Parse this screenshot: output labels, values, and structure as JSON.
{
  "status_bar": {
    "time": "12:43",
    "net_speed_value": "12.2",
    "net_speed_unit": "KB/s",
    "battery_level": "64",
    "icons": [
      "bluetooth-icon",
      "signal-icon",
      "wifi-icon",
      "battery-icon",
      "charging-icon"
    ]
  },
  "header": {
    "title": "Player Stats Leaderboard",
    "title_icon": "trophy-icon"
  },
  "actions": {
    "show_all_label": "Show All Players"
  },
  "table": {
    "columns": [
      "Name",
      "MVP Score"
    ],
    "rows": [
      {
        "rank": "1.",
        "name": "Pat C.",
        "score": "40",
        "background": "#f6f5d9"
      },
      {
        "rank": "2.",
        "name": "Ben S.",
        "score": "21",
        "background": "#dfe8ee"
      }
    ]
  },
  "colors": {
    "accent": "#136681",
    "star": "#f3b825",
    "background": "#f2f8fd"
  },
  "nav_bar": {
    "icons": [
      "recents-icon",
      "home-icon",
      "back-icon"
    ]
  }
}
####
### What is asked
Copy every line of the records above that holds the word "background".

### Result of this task
        "background": "#f6f5d9"
        "background": "#dfe8ee"
    "background": "#f2f8fd"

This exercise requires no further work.